* Stated goal
Work out how many lines in the entries below include the word "Program". Give nothing but the number.

"""

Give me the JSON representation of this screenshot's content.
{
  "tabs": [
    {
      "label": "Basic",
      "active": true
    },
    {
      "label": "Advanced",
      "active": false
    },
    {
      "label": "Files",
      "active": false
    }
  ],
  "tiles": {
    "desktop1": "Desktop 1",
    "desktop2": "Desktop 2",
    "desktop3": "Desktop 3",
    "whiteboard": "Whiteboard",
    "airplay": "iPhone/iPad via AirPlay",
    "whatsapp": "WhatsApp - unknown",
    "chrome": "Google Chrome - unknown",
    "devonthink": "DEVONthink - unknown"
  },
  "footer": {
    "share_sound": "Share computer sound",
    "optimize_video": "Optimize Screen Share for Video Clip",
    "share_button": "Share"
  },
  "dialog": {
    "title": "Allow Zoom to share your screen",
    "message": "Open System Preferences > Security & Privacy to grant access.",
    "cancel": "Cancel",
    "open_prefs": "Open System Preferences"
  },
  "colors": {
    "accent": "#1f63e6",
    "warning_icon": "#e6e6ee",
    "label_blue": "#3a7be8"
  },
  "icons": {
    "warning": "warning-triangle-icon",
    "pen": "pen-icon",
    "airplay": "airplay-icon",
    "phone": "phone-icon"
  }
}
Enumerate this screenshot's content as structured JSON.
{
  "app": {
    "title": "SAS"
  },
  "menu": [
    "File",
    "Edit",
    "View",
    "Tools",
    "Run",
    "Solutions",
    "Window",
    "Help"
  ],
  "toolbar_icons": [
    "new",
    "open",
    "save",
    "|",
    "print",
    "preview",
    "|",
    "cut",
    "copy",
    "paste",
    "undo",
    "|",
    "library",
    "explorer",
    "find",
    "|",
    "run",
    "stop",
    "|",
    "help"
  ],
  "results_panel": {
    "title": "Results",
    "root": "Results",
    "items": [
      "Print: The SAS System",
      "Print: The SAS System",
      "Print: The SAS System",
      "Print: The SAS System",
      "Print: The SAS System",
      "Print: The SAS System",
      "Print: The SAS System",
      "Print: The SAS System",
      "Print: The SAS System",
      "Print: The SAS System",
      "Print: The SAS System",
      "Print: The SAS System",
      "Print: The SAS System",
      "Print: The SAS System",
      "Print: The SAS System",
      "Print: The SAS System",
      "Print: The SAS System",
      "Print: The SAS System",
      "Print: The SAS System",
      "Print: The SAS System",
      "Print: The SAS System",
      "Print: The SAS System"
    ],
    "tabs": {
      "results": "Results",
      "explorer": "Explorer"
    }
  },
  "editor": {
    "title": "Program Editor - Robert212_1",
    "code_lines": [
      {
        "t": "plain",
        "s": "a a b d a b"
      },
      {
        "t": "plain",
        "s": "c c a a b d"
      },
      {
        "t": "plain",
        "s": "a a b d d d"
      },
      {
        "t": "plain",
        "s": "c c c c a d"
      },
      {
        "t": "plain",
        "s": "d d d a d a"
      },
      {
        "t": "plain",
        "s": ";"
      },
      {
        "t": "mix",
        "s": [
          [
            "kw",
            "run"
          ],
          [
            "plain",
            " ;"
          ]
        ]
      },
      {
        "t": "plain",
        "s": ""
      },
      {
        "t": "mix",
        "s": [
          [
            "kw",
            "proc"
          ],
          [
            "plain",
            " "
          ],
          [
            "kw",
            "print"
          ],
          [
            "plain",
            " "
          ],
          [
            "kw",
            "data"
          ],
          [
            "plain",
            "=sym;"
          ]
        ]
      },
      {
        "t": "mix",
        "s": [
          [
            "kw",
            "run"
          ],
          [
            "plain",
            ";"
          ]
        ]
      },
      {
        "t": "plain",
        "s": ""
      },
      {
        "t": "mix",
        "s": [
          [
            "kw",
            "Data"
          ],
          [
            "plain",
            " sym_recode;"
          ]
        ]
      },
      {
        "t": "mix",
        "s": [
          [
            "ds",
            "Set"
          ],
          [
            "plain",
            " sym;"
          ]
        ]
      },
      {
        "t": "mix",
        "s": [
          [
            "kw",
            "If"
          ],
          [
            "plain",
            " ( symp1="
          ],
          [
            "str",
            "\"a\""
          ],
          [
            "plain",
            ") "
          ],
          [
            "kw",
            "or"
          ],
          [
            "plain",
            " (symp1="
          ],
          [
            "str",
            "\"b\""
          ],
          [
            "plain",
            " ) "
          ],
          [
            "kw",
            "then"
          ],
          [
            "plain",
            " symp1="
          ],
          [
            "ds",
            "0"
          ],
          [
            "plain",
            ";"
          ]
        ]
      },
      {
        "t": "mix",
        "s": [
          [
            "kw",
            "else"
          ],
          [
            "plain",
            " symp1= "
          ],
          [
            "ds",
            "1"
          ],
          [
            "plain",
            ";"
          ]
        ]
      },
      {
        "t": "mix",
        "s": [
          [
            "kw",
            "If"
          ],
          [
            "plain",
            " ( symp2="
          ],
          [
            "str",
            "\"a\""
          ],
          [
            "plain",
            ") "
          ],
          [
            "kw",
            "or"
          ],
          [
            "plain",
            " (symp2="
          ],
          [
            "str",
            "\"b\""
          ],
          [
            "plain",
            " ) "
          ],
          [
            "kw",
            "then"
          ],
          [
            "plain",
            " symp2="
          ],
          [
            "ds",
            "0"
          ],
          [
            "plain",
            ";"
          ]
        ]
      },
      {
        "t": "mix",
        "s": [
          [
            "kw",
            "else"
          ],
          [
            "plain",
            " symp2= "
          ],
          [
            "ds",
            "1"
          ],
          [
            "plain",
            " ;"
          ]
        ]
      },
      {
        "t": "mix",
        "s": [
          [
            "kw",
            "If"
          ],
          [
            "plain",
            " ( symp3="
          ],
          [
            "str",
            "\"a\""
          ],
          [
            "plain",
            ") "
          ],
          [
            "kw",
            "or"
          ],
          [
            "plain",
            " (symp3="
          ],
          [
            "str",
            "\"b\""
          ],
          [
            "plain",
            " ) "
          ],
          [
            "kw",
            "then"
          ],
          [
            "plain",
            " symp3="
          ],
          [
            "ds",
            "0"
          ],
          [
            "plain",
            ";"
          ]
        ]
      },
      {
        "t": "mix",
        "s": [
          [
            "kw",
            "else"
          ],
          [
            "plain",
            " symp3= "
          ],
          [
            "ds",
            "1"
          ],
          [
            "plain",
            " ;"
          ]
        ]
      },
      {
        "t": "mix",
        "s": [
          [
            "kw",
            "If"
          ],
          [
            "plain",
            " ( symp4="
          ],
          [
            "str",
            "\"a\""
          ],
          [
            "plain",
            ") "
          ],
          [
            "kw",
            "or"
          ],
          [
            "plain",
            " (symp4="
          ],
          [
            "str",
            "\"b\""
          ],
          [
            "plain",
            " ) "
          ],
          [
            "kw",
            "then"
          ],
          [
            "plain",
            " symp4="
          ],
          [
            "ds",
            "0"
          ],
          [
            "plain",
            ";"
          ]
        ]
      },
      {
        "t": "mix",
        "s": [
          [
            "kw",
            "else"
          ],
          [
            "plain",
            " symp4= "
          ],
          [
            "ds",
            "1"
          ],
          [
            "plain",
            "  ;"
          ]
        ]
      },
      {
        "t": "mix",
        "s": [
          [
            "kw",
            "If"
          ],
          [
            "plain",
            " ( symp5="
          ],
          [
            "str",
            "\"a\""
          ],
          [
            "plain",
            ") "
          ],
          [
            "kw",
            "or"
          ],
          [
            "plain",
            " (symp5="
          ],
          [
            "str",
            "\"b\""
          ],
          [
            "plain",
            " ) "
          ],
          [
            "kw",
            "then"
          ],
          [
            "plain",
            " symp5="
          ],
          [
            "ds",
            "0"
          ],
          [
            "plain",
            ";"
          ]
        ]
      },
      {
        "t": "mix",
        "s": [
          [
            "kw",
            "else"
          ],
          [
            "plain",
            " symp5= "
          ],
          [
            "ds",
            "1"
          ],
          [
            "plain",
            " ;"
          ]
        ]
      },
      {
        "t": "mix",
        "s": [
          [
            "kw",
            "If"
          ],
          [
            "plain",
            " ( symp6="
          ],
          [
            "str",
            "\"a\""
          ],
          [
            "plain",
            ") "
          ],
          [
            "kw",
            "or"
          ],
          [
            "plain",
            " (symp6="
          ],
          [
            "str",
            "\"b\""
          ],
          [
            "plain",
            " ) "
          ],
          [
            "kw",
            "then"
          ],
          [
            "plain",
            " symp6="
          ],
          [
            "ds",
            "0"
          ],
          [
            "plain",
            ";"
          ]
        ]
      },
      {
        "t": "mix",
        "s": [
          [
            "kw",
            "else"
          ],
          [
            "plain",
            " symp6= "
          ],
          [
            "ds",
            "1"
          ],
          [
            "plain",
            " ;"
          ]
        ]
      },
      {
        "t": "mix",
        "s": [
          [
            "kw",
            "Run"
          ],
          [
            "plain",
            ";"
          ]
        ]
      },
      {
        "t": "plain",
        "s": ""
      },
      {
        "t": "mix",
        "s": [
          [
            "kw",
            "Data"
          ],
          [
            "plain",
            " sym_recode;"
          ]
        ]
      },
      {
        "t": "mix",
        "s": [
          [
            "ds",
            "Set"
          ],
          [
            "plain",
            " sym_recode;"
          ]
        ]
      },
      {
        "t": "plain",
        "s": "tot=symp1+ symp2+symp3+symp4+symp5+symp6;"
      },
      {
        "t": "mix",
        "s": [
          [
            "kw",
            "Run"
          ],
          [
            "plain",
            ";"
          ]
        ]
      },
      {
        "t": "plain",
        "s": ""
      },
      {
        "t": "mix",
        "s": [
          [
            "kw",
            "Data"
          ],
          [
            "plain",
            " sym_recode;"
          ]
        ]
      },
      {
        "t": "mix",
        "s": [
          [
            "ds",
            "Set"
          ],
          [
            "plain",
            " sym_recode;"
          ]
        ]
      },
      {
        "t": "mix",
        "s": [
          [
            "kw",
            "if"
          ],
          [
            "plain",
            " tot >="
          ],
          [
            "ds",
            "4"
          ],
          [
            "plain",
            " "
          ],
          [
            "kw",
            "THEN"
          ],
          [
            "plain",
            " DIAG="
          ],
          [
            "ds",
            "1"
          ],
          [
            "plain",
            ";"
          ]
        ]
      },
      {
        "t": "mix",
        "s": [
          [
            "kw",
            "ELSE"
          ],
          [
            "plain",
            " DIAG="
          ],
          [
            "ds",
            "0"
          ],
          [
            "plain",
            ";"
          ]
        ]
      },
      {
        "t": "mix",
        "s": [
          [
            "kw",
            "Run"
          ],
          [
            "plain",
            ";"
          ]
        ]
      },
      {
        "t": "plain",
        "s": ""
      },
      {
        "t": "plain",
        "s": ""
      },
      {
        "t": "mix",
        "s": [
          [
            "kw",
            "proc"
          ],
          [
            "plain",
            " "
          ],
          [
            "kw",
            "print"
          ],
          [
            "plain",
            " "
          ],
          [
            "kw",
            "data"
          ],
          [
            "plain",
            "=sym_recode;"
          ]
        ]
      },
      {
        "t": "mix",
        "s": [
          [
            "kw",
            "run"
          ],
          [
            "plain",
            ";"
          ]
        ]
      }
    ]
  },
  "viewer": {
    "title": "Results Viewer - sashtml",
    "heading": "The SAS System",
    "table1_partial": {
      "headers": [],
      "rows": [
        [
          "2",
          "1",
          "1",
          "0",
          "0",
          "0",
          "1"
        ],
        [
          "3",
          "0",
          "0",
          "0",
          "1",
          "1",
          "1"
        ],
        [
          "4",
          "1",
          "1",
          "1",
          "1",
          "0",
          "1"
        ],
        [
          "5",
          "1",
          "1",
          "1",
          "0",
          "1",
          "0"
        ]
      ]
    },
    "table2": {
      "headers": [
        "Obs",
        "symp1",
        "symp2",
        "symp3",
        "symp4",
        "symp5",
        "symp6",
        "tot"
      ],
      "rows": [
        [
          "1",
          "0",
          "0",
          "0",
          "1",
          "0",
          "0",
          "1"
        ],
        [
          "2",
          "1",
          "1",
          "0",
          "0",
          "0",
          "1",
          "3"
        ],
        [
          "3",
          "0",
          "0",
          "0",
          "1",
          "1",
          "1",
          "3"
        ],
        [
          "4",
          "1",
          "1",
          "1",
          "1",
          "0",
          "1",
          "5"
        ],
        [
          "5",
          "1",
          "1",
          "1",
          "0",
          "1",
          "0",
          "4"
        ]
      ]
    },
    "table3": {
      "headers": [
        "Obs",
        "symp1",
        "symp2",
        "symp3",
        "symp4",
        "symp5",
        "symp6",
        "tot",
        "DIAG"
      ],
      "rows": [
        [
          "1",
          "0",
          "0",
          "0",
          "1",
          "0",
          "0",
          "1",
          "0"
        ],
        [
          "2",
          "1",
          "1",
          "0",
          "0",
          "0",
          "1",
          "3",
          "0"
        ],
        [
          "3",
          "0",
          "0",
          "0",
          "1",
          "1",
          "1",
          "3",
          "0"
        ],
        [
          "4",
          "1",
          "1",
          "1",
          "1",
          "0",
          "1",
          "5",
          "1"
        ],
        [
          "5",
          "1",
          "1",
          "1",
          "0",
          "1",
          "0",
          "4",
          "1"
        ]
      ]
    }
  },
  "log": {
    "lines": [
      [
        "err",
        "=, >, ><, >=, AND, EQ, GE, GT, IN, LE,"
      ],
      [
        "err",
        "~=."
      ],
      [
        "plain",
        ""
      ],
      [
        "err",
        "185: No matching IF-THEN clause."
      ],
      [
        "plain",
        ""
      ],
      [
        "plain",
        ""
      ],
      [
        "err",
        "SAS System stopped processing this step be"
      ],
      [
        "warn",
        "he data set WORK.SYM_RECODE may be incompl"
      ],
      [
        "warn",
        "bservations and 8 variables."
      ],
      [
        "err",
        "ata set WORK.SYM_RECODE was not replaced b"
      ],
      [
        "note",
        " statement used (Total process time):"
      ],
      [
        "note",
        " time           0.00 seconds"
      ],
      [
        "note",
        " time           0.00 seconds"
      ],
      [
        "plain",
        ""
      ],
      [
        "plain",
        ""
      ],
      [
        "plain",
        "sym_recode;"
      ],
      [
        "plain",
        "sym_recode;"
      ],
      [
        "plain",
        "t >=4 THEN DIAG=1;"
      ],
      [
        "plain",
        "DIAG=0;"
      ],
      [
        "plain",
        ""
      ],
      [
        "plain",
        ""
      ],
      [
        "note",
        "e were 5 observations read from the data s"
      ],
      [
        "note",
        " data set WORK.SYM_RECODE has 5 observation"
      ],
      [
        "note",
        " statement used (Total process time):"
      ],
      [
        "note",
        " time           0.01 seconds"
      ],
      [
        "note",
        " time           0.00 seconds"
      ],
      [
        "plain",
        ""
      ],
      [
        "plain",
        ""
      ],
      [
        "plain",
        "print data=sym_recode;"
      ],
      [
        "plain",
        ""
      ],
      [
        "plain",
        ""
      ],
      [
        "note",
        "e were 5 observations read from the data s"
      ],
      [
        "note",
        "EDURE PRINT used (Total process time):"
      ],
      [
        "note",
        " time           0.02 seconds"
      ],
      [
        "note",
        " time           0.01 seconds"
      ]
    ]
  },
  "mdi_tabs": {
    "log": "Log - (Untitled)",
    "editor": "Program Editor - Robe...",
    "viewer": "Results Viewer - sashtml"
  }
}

"""

* Result of this task
2